• _Supplied material_:
·····

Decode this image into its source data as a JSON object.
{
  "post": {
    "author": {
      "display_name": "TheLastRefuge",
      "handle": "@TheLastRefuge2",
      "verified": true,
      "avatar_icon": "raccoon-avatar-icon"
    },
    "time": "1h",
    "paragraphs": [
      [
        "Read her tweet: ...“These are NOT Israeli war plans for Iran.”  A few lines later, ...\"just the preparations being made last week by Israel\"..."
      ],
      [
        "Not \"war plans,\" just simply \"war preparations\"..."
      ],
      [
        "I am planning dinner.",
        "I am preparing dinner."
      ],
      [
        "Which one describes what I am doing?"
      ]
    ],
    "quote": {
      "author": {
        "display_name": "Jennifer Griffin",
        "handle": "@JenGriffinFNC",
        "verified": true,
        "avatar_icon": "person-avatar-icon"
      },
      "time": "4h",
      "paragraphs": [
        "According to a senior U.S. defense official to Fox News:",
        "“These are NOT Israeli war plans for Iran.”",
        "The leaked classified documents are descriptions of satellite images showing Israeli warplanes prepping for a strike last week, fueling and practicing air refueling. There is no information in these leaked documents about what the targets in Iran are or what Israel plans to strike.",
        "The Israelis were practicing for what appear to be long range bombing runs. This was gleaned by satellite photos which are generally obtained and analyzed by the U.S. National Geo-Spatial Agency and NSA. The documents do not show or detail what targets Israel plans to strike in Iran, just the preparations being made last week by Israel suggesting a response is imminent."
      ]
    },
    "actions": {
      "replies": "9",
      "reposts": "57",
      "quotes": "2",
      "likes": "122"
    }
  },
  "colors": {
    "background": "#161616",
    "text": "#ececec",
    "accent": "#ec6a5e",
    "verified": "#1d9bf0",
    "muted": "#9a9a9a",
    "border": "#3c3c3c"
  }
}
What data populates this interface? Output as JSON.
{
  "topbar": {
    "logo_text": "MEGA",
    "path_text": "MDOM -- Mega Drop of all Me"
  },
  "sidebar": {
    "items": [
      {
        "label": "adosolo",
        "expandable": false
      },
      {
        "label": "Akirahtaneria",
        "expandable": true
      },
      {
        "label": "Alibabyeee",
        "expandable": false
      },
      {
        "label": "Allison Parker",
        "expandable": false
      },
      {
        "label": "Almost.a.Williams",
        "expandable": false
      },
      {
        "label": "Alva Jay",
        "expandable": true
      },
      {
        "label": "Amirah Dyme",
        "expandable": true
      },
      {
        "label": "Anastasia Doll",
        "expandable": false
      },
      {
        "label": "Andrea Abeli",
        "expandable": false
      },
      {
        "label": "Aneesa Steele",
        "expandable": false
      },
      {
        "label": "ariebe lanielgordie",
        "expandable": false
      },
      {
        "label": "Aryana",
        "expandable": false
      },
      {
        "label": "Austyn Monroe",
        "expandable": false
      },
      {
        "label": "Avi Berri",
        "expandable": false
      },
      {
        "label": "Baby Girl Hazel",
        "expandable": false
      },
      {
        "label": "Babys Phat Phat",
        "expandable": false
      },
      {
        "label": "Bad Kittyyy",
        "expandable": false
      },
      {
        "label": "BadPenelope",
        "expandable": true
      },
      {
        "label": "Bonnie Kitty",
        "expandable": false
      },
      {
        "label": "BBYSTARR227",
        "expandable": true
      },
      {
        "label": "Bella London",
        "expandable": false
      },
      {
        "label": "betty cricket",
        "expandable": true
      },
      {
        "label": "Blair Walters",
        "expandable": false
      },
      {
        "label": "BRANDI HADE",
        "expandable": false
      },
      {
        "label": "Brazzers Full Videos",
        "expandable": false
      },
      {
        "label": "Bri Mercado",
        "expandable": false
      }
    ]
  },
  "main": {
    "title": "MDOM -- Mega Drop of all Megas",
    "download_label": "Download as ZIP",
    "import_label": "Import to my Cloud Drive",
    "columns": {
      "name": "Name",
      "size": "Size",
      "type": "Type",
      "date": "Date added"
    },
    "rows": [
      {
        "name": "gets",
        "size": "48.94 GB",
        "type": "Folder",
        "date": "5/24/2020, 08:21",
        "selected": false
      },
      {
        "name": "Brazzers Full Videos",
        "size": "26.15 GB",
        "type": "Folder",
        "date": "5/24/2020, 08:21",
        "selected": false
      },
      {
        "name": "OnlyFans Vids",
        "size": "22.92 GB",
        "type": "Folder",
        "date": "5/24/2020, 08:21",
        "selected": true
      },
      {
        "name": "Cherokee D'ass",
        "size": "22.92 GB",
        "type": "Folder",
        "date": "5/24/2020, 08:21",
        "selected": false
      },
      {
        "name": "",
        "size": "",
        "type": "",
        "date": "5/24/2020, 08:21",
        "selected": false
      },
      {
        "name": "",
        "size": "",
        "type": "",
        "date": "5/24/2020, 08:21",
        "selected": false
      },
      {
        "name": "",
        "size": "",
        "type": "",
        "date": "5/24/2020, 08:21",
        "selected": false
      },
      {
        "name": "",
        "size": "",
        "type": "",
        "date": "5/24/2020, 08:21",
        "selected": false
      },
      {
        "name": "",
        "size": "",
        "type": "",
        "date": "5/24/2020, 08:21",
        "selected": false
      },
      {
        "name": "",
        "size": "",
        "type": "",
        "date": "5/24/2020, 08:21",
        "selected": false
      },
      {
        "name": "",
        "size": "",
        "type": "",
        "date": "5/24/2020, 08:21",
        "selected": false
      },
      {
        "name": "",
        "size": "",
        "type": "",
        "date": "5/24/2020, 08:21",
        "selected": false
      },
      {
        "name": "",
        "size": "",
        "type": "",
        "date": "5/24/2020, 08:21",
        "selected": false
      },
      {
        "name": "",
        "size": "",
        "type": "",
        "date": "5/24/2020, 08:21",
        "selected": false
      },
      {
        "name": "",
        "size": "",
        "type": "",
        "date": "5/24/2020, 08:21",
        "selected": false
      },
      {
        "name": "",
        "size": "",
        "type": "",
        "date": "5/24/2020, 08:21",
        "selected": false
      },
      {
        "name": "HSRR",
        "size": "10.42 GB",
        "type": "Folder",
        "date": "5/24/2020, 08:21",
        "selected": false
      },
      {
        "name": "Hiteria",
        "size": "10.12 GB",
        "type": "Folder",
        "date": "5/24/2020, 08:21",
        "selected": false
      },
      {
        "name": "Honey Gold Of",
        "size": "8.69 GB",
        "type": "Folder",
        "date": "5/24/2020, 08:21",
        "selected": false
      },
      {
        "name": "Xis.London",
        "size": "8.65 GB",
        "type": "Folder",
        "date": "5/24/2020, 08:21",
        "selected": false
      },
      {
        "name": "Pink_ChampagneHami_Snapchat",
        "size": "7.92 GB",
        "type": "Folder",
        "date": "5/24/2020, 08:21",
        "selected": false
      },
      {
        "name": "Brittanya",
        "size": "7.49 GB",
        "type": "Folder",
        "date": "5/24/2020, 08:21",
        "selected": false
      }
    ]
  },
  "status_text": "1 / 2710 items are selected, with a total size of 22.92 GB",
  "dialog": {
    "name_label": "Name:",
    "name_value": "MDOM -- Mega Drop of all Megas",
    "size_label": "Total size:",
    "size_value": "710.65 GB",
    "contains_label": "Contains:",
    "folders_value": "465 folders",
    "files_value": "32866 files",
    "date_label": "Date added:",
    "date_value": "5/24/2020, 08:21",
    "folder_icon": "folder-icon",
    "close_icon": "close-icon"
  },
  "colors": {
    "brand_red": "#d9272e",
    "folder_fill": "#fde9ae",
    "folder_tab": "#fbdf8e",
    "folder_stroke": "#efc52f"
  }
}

·····

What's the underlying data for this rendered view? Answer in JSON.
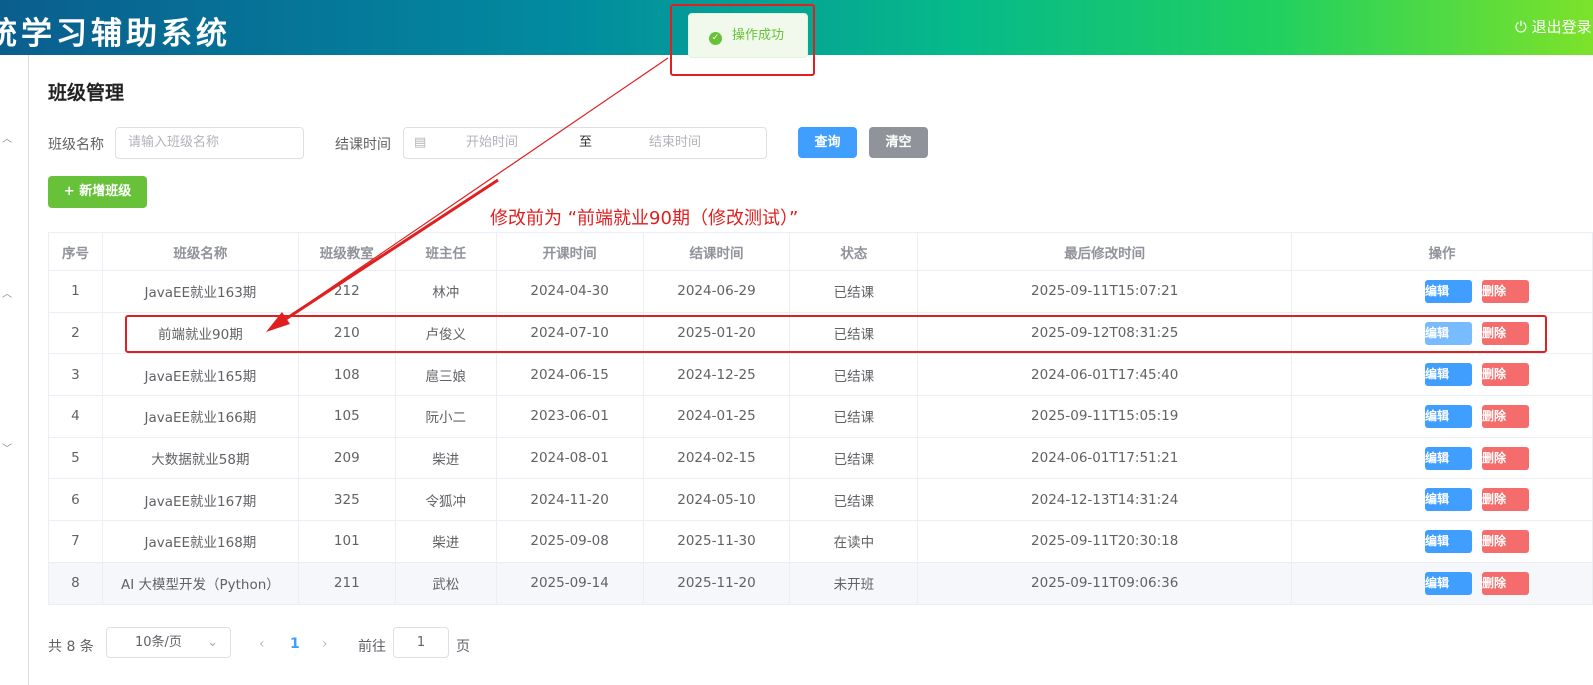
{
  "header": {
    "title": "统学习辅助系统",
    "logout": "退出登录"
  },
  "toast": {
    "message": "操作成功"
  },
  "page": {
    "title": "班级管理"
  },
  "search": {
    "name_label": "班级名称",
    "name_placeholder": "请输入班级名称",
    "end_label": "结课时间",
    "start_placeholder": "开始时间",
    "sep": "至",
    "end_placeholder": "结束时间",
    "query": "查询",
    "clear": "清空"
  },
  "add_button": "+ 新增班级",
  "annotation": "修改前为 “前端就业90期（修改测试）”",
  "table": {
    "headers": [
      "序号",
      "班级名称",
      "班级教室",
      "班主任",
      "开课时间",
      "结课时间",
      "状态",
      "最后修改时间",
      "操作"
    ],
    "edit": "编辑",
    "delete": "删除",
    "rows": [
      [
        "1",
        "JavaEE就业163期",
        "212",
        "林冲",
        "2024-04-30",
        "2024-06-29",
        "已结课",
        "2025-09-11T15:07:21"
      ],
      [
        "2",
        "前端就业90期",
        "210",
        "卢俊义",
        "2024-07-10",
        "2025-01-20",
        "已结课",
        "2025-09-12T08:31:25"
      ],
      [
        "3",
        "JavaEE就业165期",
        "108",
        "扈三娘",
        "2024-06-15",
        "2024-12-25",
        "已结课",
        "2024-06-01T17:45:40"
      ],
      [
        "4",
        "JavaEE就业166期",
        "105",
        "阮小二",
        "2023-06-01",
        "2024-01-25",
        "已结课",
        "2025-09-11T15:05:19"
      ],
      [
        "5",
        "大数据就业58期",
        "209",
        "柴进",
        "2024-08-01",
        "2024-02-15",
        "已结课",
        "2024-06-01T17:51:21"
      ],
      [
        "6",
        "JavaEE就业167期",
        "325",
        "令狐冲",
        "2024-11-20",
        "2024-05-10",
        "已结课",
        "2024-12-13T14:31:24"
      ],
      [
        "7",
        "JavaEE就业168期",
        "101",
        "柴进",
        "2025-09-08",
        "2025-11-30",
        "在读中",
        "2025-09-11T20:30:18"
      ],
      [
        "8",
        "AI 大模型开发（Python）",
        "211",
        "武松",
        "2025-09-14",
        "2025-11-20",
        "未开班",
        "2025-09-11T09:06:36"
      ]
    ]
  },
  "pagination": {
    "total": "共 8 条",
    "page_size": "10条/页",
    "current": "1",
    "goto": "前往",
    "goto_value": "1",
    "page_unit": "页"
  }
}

·····

Filter the records above for lines containing the word "dinner", and copy those lines.

• _The solution_:
        "I am planning dinner.",
        "I am preparing dinner."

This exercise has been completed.